--- START DATA FOR THIS EXERCISE ---

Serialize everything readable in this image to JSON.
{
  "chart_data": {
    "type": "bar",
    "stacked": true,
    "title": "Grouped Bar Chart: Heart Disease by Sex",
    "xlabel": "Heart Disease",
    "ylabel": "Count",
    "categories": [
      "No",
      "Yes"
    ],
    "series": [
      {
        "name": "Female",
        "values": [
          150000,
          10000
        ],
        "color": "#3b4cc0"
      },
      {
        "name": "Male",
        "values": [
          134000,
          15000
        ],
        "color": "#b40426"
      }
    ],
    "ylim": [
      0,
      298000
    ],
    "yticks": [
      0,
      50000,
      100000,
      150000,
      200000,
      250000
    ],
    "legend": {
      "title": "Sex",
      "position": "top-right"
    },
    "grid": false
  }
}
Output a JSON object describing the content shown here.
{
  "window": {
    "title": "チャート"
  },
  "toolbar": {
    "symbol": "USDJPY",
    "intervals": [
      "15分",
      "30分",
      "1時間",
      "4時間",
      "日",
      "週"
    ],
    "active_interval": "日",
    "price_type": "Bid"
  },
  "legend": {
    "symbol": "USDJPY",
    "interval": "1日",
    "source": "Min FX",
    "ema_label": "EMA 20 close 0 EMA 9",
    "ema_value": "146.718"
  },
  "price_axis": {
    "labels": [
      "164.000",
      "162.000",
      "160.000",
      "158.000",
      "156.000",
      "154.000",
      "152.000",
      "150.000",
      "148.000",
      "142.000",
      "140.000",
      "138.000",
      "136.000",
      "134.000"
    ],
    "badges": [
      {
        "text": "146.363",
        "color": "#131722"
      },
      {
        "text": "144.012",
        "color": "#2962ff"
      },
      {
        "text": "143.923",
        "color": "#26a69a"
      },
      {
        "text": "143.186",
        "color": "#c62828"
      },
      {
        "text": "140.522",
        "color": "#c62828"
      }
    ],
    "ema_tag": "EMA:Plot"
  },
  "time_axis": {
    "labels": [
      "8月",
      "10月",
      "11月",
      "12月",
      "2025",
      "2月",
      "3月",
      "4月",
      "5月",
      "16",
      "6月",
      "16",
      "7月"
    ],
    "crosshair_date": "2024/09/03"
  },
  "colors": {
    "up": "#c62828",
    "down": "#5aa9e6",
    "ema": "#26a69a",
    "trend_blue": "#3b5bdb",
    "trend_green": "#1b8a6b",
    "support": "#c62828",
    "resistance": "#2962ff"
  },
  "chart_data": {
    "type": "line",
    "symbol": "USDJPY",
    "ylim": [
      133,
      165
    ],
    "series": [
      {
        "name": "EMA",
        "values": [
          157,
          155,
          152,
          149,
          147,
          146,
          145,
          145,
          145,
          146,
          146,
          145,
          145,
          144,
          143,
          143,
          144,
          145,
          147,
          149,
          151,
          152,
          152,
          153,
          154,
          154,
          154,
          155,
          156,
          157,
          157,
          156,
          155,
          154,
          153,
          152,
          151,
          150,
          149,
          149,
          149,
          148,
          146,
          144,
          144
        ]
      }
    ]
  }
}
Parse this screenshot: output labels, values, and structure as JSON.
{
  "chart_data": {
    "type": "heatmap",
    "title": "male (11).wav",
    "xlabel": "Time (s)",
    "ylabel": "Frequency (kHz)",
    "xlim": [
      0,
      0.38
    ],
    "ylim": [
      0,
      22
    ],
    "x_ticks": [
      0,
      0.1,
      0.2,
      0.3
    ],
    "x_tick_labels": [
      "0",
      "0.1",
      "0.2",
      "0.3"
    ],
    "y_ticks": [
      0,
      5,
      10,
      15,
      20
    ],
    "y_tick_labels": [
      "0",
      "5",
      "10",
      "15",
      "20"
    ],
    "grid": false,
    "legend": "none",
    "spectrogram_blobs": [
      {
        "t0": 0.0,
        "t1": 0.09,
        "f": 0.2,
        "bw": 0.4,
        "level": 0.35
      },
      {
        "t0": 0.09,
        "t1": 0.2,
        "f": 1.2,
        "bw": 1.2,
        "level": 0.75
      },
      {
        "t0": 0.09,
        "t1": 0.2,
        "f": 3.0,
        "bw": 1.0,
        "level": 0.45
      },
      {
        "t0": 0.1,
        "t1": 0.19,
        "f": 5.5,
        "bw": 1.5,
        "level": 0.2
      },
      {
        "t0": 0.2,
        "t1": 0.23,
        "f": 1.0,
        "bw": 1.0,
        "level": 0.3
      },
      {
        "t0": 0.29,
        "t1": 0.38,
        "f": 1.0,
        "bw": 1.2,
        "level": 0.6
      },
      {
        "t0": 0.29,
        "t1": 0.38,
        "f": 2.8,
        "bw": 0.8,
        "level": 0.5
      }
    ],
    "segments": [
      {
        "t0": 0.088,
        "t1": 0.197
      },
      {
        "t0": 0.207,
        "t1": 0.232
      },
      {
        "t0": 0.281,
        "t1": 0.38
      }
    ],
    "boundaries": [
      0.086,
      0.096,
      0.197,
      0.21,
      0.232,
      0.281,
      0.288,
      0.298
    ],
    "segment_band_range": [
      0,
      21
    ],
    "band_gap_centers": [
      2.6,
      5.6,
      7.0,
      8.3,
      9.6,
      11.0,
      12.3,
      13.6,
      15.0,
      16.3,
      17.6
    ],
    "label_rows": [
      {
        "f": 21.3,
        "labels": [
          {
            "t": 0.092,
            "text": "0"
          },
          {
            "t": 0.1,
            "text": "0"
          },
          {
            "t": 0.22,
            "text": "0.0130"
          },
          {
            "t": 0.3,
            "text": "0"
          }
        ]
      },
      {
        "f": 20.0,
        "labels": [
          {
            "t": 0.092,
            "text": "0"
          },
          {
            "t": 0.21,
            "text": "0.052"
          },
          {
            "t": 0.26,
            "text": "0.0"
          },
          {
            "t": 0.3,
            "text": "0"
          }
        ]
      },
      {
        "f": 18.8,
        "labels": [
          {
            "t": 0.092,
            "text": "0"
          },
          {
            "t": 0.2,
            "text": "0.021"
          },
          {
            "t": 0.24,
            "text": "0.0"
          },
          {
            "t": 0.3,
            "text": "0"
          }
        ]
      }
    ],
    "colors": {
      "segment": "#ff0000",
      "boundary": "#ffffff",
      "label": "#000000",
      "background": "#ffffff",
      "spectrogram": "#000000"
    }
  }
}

--- END DATA FOR THIS EXERCISE ---

» WHAT IS EXPECTED
Provide all the records again, word for word.

» CORRECT RESPONSE
Serialize everything readable in this image to JSON.
{
  "chart_data": {
    "type": "bar",
    "stacked": true,
    "title": "Grouped Bar Chart: Heart Disease by Sex",
    "xlabel": "Heart Disease",
    "ylabel": "Count",
    "categories": [
      "No",
      "Yes"
    ],
    "series": [
      {
        "name": "Female",
        "values": [
          150000,
          10000
        ],
        "color": "#3b4cc0"
      },
      {
        "name": "Male",
        "values": [
          134000,
          15000
        ],
        "color": "#b40426"
      }
    ],
    "ylim": [
      0,
      298000
    ],
    "yticks": [
      0,
      50000,
      100000,
      150000,
      200000,
      250000
    ],
    "legend": {
      "title": "Sex",
      "position": "top-right"
    },
    "grid": false
  }
}
Output a JSON object describing the content shown here.
{
  "window": {
    "title": "チャート"
  },
  "toolbar": {
    "symbol": "USDJPY",
    "intervals": [
      "15分",
      "30分",
      "1時間",
      "4時間",
      "日",
      "週"
    ],
    "active_interval": "日",
    "price_type": "Bid"
  },
  "legend": {
    "symbol": "USDJPY",
    "interval": "1日",
    "source": "Min FX",
    "ema_label": "EMA 20 close 0 EMA 9",
    "ema_value": "146.718"
  },
  "price_axis": {
    "labels": [
      "164.000",
      "162.000",
      "160.000",
      "158.000",
      "156.000",
      "154.000",
      "152.000",
      "150.000",
      "148.000",
      "142.000",
      "140.000",
      "138.000",
      "136.000",
      "134.000"
    ],
    "badges": [
      {
        "text": "146.363",
        "color": "#131722"
      },
      {
        "text": "144.012",
        "color": "#2962ff"
      },
      {
        "text": "143.923",
        "color": "#26a69a"
      },
      {
        "text": "143.186",
        "color": "#c62828"
      },
      {
        "text": "140.522",
        "color": "#c62828"
      }
    ],
    "ema_tag": "EMA:Plot"
  },
  "time_axis": {
    "labels": [
      "8月",
      "10月",
      "11月",
      "12月",
      "2025",
      "2月",
      "3月",
      "4月",
      "5月",
      "16",
      "6月",
      "16",
      "7月"
    ],
    "crosshair_date": "2024/09/03"
  },
  "colors": {
    "up": "#c62828",
    "down": "#5aa9e6",
    "ema": "#26a69a",
    "trend_blue": "#3b5bdb",
    "trend_green": "#1b8a6b",
    "support": "#c62828",
    "resistance": "#2962ff"
  },
  "chart_data": {
    "type": "line",
    "symbol": "USDJPY",
    "ylim": [
      133,
      165
    ],
    "series": [
      {
        "name": "EMA",
        "values": [
          157,
          155,
          152,
          149,
          147,
          146,
          145,
          145,
          145,
          146,
          146,
          145,
          145,
          144,
          143,
          143,
          144,
          145,
          147,
          149,
          151,
          152,
          152,
          153,
          154,
          154,
          154,
          155,
          156,
          157,
          157,
          156,
          155,
          154,
          153,
          152,
          151,
          150,
          149,
          149,
          149,
          148,
          146,
          144,
          144
        ]
      }
    ]
  }
}
Parse this screenshot: output labels, values, and structure as JSON.
{
  "chart_data": {
    "type": "heatmap",
    "title": "male (11).wav",
    "xlabel": "Time (s)",
    "ylabel": "Frequency (kHz)",
    "xlim": [
      0,
      0.38
    ],
    "ylim": [
      0,
      22
    ],
    "x_ticks": [
      0,
      0.1,
      0.2,
      0.3
    ],
    "x_tick_labels": [
      "0",
      "0.1",
      "0.2",
      "0.3"
    ],
    "y_ticks": [
      0,
      5,
      10,
      15,
      20
    ],
    "y_tick_labels": [
      "0",
      "5",
      "10",
      "15",
      "20"
    ],
    "grid": false,
    "legend": "none",
    "spectrogram_blobs": [
      {
        "t0": 0.0,
        "t1": 0.09,
        "f": 0.2,
        "bw": 0.4,
        "level": 0.35
      },
      {
        "t0": 0.09,
        "t1": 0.2,
        "f": 1.2,
        "bw": 1.2,
        "level": 0.75
      },
      {
        "t0": 0.09,
        "t1": 0.2,
        "f": 3.0,
        "bw": 1.0,
        "level": 0.45
      },
      {
        "t0": 0.1,
        "t1": 0.19,
        "f": 5.5,
        "bw": 1.5,
        "level": 0.2
      },
      {
        "t0": 0.2,
        "t1": 0.23,
        "f": 1.0,
        "bw": 1.0,
        "level": 0.3
      },
      {
        "t0": 0.29,
        "t1": 0.38,
        "f": 1.0,
        "bw": 1.2,
        "level": 0.6
      },
      {
        "t0": 0.29,
        "t1": 0.38,
        "f": 2.8,
        "bw": 0.8,
        "level": 0.5
      }
    ],
    "segments": [
      {
        "t0": 0.088,
        "t1": 0.197
      },
      {
        "t0": 0.207,
        "t1": 0.232
      },
      {
        "t0": 0.281,
        "t1": 0.38
      }
    ],
    "boundaries": [
      0.086,
      0.096,
      0.197,
      0.21,
      0.232,
      0.281,
      0.288,
      0.298
    ],
    "segment_band_range": [
      0,
      21
    ],
    "band_gap_centers": [
      2.6,
      5.6,
      7.0,
      8.3,
      9.6,
      11.0,
      12.3,
      13.6,
      15.0,
      16.3,
      17.6
    ],
    "label_rows": [
      {
        "f": 21.3,
        "labels": [
          {
            "t": 0.092,
            "text": "0"
          },
          {
            "t": 0.1,
            "text": "0"
          },
          {
            "t": 0.22,
            "text": "0.0130"
          },
          {
            "t": 0.3,
            "text": "0"
          }
        ]
      },
      {
        "f": 20.0,
        "labels": [
          {
            "t": 0.092,
            "text": "0"
          },
          {
            "t": 0.21,
            "text": "0.052"
          },
          {
            "t": 0.26,
            "text": "0.0"
          },
          {
            "t": 0.3,
            "text": "0"
          }
        ]
      },
      {
        "f": 18.8,
        "labels": [
          {
            "t": 0.092,
            "text": "0"
          },
          {
            "t": 0.2,
            "text": "0.021"
          },
          {
            "t": 0.24,
            "text": "0.0"
          },
          {
            "t": 0.3,
            "text": "0"
          }
        ]
      }
    ],
    "colors": {
      "segment": "#ff0000",
      "boundary": "#ffffff",
      "label": "#000000",
      "background": "#ffffff",
      "spectrogram": "#000000"
    }
  }
}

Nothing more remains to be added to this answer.